Your task is to restate the data word for word.

• _Provided information_
■ ■ ■ ■

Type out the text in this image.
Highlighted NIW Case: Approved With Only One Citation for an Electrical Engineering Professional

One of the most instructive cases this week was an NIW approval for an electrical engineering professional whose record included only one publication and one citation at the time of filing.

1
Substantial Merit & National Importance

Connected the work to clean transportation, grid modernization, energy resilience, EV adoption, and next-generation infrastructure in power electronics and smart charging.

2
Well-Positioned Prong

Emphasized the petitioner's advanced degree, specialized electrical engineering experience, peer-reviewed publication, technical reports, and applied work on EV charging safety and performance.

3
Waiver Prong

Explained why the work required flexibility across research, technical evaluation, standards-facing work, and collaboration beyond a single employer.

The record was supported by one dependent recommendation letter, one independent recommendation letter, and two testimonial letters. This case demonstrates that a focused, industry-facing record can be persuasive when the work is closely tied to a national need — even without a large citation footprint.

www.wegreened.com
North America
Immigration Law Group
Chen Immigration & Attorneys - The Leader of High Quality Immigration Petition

■ ■ ■ ■

• _Result for this exercise_
Type out the text in this image.
Highlighted NIW Case: Approved With Only One Citation for an Electrical Engineering Professional

One of the most instructive cases this week was an NIW approval for an electrical engineering professional whose record included only one publication and one citation at the time of filing.

1
Substantial Merit & National Importance

Connected the work to clean transportation, grid modernization, energy resilience, EV adoption, and next-generation infrastructure in power electronics and smart charging.

2
Well-Positioned Prong

Emphasized the petitioner's advanced degree, specialized electrical engineering experience, peer-reviewed publication, technical reports, and applied work on EV charging safety and performance.

3
Waiver Prong

Explained why the work required flexibility across research, technical evaluation, standards-facing work, and collaboration beyond a single employer.

The record was supported by one dependent recommendation letter, one independent recommendation letter, and two testimonial letters. This case demonstrates that a focused, industry-facing record can be persuasive when the work is closely tied to a national need — even without a large citation footprint.

www.wegreened.com
North America
Immigration Law Group
Chen Immigration & Attorneys - The Leader of High Quality Immigration Petition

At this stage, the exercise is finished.